Copy out, from the entries below, each line holding the string "Datei".

## START RAW RECORDS

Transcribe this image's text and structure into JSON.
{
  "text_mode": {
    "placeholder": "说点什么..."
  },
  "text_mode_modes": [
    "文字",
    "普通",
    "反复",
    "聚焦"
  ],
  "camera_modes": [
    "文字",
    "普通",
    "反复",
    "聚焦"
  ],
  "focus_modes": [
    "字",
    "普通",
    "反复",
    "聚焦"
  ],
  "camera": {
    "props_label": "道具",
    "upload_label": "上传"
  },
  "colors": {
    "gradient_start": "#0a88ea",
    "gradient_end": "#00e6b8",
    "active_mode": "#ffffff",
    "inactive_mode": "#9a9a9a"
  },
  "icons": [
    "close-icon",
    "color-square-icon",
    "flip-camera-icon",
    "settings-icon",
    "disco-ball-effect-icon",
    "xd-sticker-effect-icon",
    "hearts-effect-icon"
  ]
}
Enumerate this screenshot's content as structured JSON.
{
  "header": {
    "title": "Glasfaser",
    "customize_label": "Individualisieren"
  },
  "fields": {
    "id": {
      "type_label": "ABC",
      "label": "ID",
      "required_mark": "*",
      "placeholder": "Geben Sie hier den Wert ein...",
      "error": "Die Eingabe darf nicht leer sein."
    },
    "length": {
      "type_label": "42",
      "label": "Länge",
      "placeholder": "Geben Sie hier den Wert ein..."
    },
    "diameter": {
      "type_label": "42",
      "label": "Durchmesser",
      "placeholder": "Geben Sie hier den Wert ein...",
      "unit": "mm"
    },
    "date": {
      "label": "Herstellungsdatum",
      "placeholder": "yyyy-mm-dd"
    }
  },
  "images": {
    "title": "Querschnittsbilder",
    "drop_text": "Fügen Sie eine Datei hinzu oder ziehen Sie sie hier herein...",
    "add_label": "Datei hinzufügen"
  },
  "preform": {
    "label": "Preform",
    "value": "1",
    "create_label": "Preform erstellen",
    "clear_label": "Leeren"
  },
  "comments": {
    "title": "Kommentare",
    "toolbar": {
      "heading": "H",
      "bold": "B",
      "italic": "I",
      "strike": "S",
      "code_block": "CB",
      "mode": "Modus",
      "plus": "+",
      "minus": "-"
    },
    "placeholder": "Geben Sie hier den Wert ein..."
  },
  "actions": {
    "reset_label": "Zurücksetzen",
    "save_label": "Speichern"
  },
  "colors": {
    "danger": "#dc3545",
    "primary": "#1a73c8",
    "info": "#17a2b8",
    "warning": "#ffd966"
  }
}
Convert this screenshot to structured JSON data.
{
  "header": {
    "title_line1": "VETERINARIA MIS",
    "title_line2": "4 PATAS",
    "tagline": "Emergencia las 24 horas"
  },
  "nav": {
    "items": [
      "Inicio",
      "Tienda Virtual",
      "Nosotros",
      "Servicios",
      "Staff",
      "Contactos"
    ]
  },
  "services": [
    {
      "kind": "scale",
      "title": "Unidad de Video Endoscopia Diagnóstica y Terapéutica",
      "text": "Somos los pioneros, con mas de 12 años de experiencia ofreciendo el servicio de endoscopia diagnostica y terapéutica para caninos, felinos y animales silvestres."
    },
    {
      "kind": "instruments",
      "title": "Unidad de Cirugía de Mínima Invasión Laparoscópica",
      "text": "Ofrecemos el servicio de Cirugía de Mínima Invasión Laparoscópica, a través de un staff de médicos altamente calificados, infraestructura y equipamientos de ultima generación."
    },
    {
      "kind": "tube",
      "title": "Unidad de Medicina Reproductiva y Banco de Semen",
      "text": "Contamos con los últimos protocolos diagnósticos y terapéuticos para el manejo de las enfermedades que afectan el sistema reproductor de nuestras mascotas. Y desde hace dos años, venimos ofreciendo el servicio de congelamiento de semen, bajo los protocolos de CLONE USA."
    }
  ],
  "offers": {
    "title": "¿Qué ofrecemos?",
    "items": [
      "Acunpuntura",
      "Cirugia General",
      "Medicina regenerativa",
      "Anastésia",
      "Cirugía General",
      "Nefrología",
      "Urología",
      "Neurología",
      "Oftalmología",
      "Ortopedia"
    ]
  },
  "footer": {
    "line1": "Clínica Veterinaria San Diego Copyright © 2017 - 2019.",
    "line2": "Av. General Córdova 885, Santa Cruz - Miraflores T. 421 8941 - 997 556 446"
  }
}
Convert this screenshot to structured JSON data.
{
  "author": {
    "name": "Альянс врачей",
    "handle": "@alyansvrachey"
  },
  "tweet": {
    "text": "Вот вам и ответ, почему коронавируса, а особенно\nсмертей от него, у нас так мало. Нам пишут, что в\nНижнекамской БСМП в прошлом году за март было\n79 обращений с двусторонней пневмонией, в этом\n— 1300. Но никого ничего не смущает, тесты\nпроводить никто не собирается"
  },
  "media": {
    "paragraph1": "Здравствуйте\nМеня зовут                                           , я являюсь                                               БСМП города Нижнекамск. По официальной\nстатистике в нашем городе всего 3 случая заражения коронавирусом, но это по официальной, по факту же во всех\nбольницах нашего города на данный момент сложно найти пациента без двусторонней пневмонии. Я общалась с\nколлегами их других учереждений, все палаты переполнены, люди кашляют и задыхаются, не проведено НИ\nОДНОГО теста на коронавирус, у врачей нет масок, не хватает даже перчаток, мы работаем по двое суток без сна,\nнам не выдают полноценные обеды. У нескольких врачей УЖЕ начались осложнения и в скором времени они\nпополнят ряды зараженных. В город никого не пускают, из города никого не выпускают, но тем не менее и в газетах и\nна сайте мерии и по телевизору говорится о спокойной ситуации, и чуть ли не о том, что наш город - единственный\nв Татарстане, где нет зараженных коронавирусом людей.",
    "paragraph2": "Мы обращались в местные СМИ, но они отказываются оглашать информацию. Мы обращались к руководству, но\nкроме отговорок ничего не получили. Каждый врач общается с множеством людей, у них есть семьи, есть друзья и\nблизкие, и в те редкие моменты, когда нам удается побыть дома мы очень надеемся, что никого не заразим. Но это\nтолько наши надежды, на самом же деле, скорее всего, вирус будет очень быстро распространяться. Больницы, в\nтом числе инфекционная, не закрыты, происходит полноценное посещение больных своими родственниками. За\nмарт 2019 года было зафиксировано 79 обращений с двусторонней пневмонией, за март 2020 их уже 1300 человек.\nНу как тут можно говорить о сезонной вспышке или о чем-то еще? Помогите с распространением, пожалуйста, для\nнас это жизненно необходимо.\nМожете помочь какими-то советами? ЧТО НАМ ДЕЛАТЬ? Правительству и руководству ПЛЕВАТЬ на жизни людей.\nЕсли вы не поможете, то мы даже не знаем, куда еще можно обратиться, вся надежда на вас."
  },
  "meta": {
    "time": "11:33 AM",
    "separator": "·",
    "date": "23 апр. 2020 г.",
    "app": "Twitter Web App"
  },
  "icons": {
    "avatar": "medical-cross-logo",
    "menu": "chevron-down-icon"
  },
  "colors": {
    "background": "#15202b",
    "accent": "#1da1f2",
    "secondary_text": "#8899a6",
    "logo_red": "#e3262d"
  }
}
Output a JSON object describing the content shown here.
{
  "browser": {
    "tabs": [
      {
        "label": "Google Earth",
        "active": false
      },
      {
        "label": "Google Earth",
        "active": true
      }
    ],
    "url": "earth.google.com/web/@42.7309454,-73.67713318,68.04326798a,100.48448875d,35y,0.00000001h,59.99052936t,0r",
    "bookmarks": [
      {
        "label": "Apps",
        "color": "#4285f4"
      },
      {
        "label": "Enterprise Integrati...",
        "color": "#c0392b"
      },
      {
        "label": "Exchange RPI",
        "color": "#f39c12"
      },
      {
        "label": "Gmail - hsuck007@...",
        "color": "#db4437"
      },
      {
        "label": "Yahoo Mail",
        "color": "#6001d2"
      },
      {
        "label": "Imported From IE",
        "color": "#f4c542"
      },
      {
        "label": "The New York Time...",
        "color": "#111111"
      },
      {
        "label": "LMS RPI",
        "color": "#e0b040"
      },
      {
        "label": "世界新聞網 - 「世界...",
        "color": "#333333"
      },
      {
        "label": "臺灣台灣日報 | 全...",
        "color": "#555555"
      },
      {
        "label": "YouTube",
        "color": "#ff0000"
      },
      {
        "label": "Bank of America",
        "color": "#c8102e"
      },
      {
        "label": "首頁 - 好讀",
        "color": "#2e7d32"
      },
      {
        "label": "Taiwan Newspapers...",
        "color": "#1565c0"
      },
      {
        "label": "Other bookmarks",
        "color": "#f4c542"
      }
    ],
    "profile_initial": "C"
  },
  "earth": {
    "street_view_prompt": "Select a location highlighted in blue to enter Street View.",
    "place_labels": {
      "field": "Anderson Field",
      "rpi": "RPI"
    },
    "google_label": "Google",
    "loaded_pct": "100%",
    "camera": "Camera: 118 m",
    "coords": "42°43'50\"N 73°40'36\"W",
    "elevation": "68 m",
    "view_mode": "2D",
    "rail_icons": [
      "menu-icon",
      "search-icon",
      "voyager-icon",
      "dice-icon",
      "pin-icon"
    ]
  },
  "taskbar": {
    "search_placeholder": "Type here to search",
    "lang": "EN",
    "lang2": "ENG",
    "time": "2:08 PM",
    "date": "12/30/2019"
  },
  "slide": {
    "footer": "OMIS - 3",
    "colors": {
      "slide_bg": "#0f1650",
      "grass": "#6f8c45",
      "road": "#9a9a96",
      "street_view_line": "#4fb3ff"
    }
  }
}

## END RAW RECORDS

CORRECT ANSWER:
    "drop_text": "Fügen Sie eine Datei hinzu oder ziehen Sie sie hier herein...",
    "add_label": "Datei hinzufügen"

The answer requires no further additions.